→ INFORMATION GIVEN

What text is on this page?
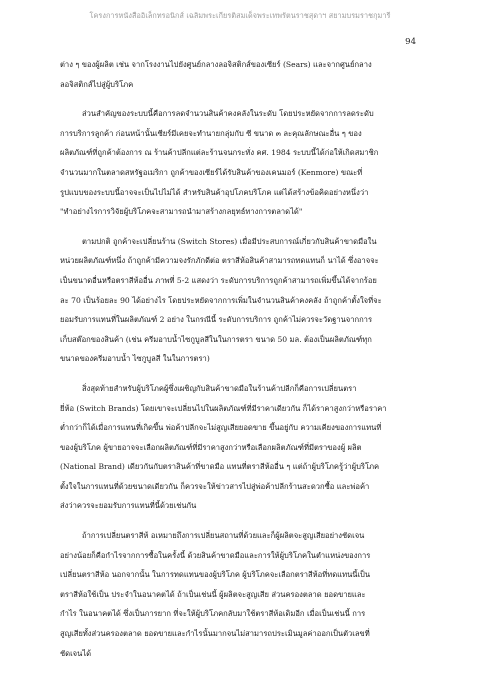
โครงการหนังสืออิเล็กทรอนิกส์ เฉลิมพระเกียรติสมเด็จพระเทพรัตนราชสุดาฯ สยามบรมราชกุมารี
94
ต่าง ๆ ของผู้ผลิต เช่น จากโรงงานไปยังศูนย์กลางลอจิสติกส์ของเซียร์ (Sears) และจากศูนย์กลาง
ลอจิสติกส์ไปสู่ผู้บริโภค
ส่วนสำคัญของระบบนี้คือการลดจำนวนสินค้าคงคลังในระดับ โดยประหยัดจากการลดระดับ
การบริการลูกค้า ก่อนหน้านั้นเซียร์มีเคยจะทำนายกลุ่มกับ ซี ขนาด ๓ ละคุณลักษณะอื่น ๆ ของ
ผลิตภัณฑ์ที่ถูกค้าต้องการ ณ ร้านค้าปลีกแต่ละร้านจนกระทั่ง คศ. 1984 ระบบนี้ได้ก่อให้เกิดสมาชิก
จำนวนมากในตลาดสหรัฐอเมริกา ถูกค้าของเซียร์ได้รับสินค้าของเคนมอร์ (Kenmore) ขณะที่
รูปแบบของระบบนี้อาจจะเป็นไปไม่ได้ สำหรับสินค้าอุปโภคบริโภค แต่ได้สร้างข้อคิดอย่างหนึ่งว่า
"ทำอย่างไรการวิจัยผู้บริโภคจะสามารถนำมาสร้างกลยุทธ์ทางการตลาดได้"
ตามปกติ ถูกค้าจะเปลี่ยนร้าน (Switch Stores) เมื่อมีประสบการณ์เกี่ยวกับสินค้าขาดมือใน
หน่วยผลิตภัณฑ์หนึ่ง ถ้าถูกค้ามีความจงรักภักดีต่อ ตราสีห้อสินค้าสามารถทดแทนก็ นาได้ ซึ่งอาจจะ
เป็นขนาดอื่นหรือตราสีห้ออื่น ภาพที่ 5-2 แสดงว่า ระดับการบริการถูกค้าสามารถเพิ่มขึ้นได้จากร้อย
ละ 70 เป็นร้อยละ 90 ได้อย่างไร โดยประหยัดจากการเพิ่มในจำนวนสินค้าคงคลัง ถ้าถูกค้าตั้งใจที่จะ
ยอมรับการแทนที่ในผลิตภัณฑ์ 2 อย่าง ในกรณีนี้ ระดับการบริการ ถูกค้าไม่ควรจะวัดฐานจากการ
เก็บสต๊อกของสินค้า (เช่น ครีมอาบน้ำไซกูบูลสีในในการตรา ขนาด 50 มล. ต้องเป็นผลิตภัณฑ์ทุก
ขนาดของครีมอาบน้ำ ไซกูบูลสี ในในการตรา)
สิ่งสุดท้ายสำหรับผู้บริโภคผู้ซึ่งเผชิญกับสินค้าขาดมือในร้านค้าปลีกก็คือการเปลี่ยนตรา
ยี่ห้อ (Switch Brands) โดยเขาจะเปลี่ยนไปในผลิตภัณฑ์ที่มีราคาเดียวกัน ก็ได้ราคาสูงกว่าหรือราคา
ต่ำกว่าก็ได้เมื่อการแทนที่เกิดขึ้น พ่อค้าปลีกจะไม่สูญเสียยอดขาย ขึ้นอยู่กับ ความเคียงของการแทนที่
ของผู้บริโภค ผู้ขายอาจจะเลือกผลิตภัณฑ์ที่มีราคาสูงกว่าหรือเลือกผลิตภัณฑ์ที่มีตราของผู้ ผลิต
(National Brand) เดียวกันกับตราสินค้าที่ขาดมือ แทนที่ตราสีห้ออื่น ๆ แต่ถ้าผู้บริโภครู้ว่าผู้บริโภค
ตั้งใจในการแทนที่ด้วยขนาดเดียวกัน ก็ควรจะให้ข่าวสารไปสู่พ่อค้าปลีกร้านสะดวกซื้อ และพ่อค้า
ส่งว่าควรจะยอมรับการแทนที่นี้ด้วยเช่นกัน
ถ้าการเปลี่ยนตราสีห้ อเหมายถึงการเปลี่ยนสถานที่ด้วยและก็ผู้ผลิตจะสูญเสียอย่างชัดเจน
อย่างน้อยก็คือกำไรจากการซื้อในครั้งนี้ ด้วยสินค้าขาดมือและการให้ผู้บริโภคในตำแหน่งของการ
เปลี่ยนตราสีห้อ นอกจากนั้น ในการทดแทนของผู้บริโภค ผู้บริโภคจะเลือกตราสีห้อที่ทดแทนนี้เป็น
ตราสีห้อใช้เป็น ประจำในอนาคตได้ ถ้าเป็นเช่นนี้ ผู้ผลิตจะสูญเสีย ส่วนครองตลาด ยอดขายและ
กำไร ในอนาคตได้ ซึ่งเป็นการยาก ที่จะให้ผู้บริโภคกลับมาใช้ตราสีห้อเดิมอีก เมื่อเป็นเช่นนี้ การ
สูญเสียทั้งส่วนครองตลาด ยอดขายและกำไรนั้นมากจนไม่สามารถประเมินมูลค่าออกเป็นตัวเลขที่
ชัดเจนได้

→ OBJECTIVE
Without including any pictures, reproduce the listing exactly.

→ SOLUTION TO THIS TASK
What text is on this page?
โครงการหนังสืออิเล็กทรอนิกส์ เฉลิมพระเกียรติสมเด็จพระเทพรัตนราชสุดาฯ สยามบรมราชกุมารี
94
ต่าง ๆ ของผู้ผลิต เช่น จากโรงงานไปยังศูนย์กลางลอจิสติกส์ของเซียร์ (Sears) และจากศูนย์กลาง
ลอจิสติกส์ไปสู่ผู้บริโภค
ส่วนสำคัญของระบบนี้คือการลดจำนวนสินค้าคงคลังในระดับ โดยประหยัดจากการลดระดับ
การบริการลูกค้า ก่อนหน้านั้นเซียร์มีเคยจะทำนายกลุ่มกับ ซี ขนาด ๓ ละคุณลักษณะอื่น ๆ ของ
ผลิตภัณฑ์ที่ถูกค้าต้องการ ณ ร้านค้าปลีกแต่ละร้านจนกระทั่ง คศ. 1984 ระบบนี้ได้ก่อให้เกิดสมาชิก
จำนวนมากในตลาดสหรัฐอเมริกา ถูกค้าของเซียร์ได้รับสินค้าของเคนมอร์ (Kenmore) ขณะที่
รูปแบบของระบบนี้อาจจะเป็นไปไม่ได้ สำหรับสินค้าอุปโภคบริโภค แต่ได้สร้างข้อคิดอย่างหนึ่งว่า
"ทำอย่างไรการวิจัยผู้บริโภคจะสามารถนำมาสร้างกลยุทธ์ทางการตลาดได้"
ตามปกติ ถูกค้าจะเปลี่ยนร้าน (Switch Stores) เมื่อมีประสบการณ์เกี่ยวกับสินค้าขาดมือใน
หน่วยผลิตภัณฑ์หนึ่ง ถ้าถูกค้ามีความจงรักภักดีต่อ ตราสีห้อสินค้าสามารถทดแทนก็ นาได้ ซึ่งอาจจะ
เป็นขนาดอื่นหรือตราสีห้ออื่น ภาพที่ 5-2 แสดงว่า ระดับการบริการถูกค้าสามารถเพิ่มขึ้นได้จากร้อย
ละ 70 เป็นร้อยละ 90 ได้อย่างไร โดยประหยัดจากการเพิ่มในจำนวนสินค้าคงคลัง ถ้าถูกค้าตั้งใจที่จะ
ยอมรับการแทนที่ในผลิตภัณฑ์ 2 อย่าง ในกรณีนี้ ระดับการบริการ ถูกค้าไม่ควรจะวัดฐานจากการ
เก็บสต๊อกของสินค้า (เช่น ครีมอาบน้ำไซกูบูลสีในในการตรา ขนาด 50 มล. ต้องเป็นผลิตภัณฑ์ทุก
ขนาดของครีมอาบน้ำ ไซกูบูลสี ในในการตรา)
สิ่งสุดท้ายสำหรับผู้บริโภคผู้ซึ่งเผชิญกับสินค้าขาดมือในร้านค้าปลีกก็คือการเปลี่ยนตรา
ยี่ห้อ (Switch Brands) โดยเขาจะเปลี่ยนไปในผลิตภัณฑ์ที่มีราคาเดียวกัน ก็ได้ราคาสูงกว่าหรือราคา
ต่ำกว่าก็ได้เมื่อการแทนที่เกิดขึ้น พ่อค้าปลีกจะไม่สูญเสียยอดขาย ขึ้นอยู่กับ ความเคียงของการแทนที่
ของผู้บริโภค ผู้ขายอาจจะเลือกผลิตภัณฑ์ที่มีราคาสูงกว่าหรือเลือกผลิตภัณฑ์ที่มีตราของผู้ ผลิต
(National Brand) เดียวกันกับตราสินค้าที่ขาดมือ แทนที่ตราสีห้ออื่น ๆ แต่ถ้าผู้บริโภครู้ว่าผู้บริโภค
ตั้งใจในการแทนที่ด้วยขนาดเดียวกัน ก็ควรจะให้ข่าวสารไปสู่พ่อค้าปลีกร้านสะดวกซื้อ และพ่อค้า
ส่งว่าควรจะยอมรับการแทนที่นี้ด้วยเช่นกัน
ถ้าการเปลี่ยนตราสีห้ อเหมายถึงการเปลี่ยนสถานที่ด้วยและก็ผู้ผลิตจะสูญเสียอย่างชัดเจน
อย่างน้อยก็คือกำไรจากการซื้อในครั้งนี้ ด้วยสินค้าขาดมือและการให้ผู้บริโภคในตำแหน่งของการ
เปลี่ยนตราสีห้อ นอกจากนั้น ในการทดแทนของผู้บริโภค ผู้บริโภคจะเลือกตราสีห้อที่ทดแทนนี้เป็น
ตราสีห้อใช้เป็น ประจำในอนาคตได้ ถ้าเป็นเช่นนี้ ผู้ผลิตจะสูญเสีย ส่วนครองตลาด ยอดขายและ
กำไร ในอนาคตได้ ซึ่งเป็นการยาก ที่จะให้ผู้บริโภคกลับมาใช้ตราสีห้อเดิมอีก เมื่อเป็นเช่นนี้ การ
สูญเสียทั้งส่วนครองตลาด ยอดขายและกำไรนั้นมากจนไม่สามารถประเมินมูลค่าออกเป็นตัวเลขที่
ชัดเจนได้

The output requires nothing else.